- **WHAT YOU HAVE TO DO**:
Your reply must be one number: the count of lines in the data below that contain "Biologically".

- **DATA UNDER STUDY**:
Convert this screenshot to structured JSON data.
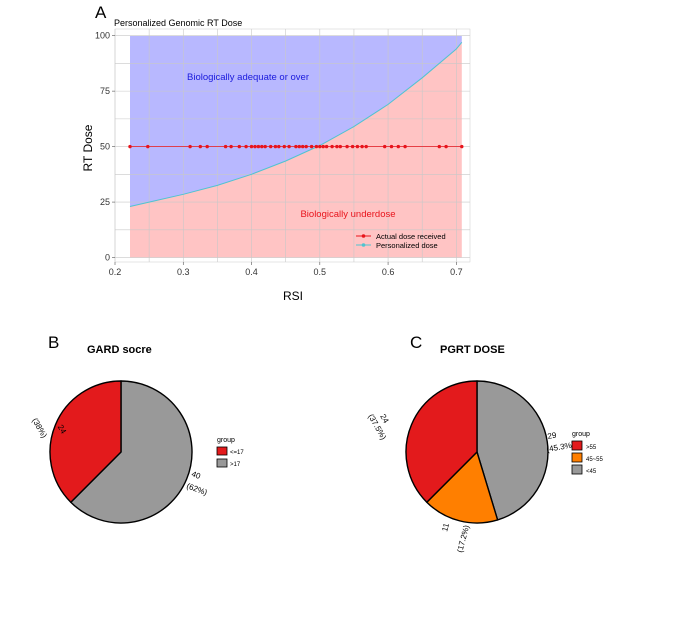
{
  "panels": {
    "a": "A",
    "b": "B",
    "c": "C"
  },
  "colors": {
    "adequate_fill": "#b8b8ff",
    "underdose_fill": "#ffc4c4",
    "curve": "#4fc4d0",
    "points": "#e8141c",
    "adequate_text": "#1a1adc",
    "underdose_text": "#e8141c",
    "red_slice": "#e31a1c",
    "gray_slice": "#999999",
    "orange_slice": "#ff7f00",
    "grid": "#c8c8c8"
  },
  "chart_data": [
    {
      "type": "scatter",
      "title": "Personalized Genomic RT Dose",
      "xlabel": "RSI",
      "ylabel": "RT Dose",
      "xlim": [
        0.2,
        0.72
      ],
      "ylim": [
        0,
        100
      ],
      "x_ticks": [
        "0.2",
        "0.3",
        "0.4",
        "0.5",
        "0.6",
        "0.7"
      ],
      "y_ticks": [
        "0",
        "25",
        "50",
        "75",
        "100"
      ],
      "grid": true,
      "region_labels": {
        "upper": "Biologically adequate or over",
        "lower": "Biologically underdose"
      },
      "series": [
        {
          "name": "Actual dose received",
          "x": [
            0.222,
            0.248,
            0.31,
            0.325,
            0.335,
            0.362,
            0.37,
            0.382,
            0.392,
            0.4,
            0.405,
            0.41,
            0.415,
            0.42,
            0.428,
            0.435,
            0.44,
            0.448,
            0.455,
            0.465,
            0.47,
            0.475,
            0.48,
            0.488,
            0.495,
            0.5,
            0.505,
            0.51,
            0.518,
            0.525,
            0.53,
            0.54,
            0.548,
            0.555,
            0.562,
            0.568,
            0.595,
            0.605,
            0.615,
            0.625,
            0.675,
            0.685,
            0.708
          ],
          "y": [
            50,
            50,
            50,
            50,
            50,
            50,
            50,
            50,
            50,
            50,
            50,
            50,
            50,
            50,
            50,
            50,
            50,
            50,
            50,
            50,
            50,
            50,
            50,
            50,
            50,
            50,
            50,
            50,
            50,
            50,
            50,
            50,
            50,
            50,
            50,
            50,
            50,
            50,
            50,
            50,
            50,
            50,
            50
          ]
        },
        {
          "name": "Personalized dose",
          "x": [
            0.222,
            0.25,
            0.3,
            0.35,
            0.4,
            0.45,
            0.5,
            0.55,
            0.6,
            0.65,
            0.7,
            0.708
          ],
          "y": [
            23,
            25,
            28.5,
            32.5,
            37.5,
            43.5,
            50.5,
            59,
            69,
            81,
            94,
            97
          ]
        }
      ]
    },
    {
      "type": "pie",
      "title": "GARD socre",
      "legend_title": "group",
      "slices": [
        {
          "name": "<=17",
          "value": 24,
          "label": "24\n(38%)"
        },
        {
          "name": ">17",
          "value": 40,
          "label": "40\n(62%)"
        }
      ]
    },
    {
      "type": "pie",
      "title": "PGRT DOSE",
      "legend_title": "group",
      "slices": [
        {
          "name": ">55",
          "value": 24,
          "label": "24\n(37.5%)"
        },
        {
          "name": "45~55",
          "value": 11,
          "label": "11\n(17.2%)"
        },
        {
          "name": "<45",
          "value": 29,
          "label": "29\n(45.3%)"
        }
      ]
    }
  ]
}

- **FINAL ANSWER**:
2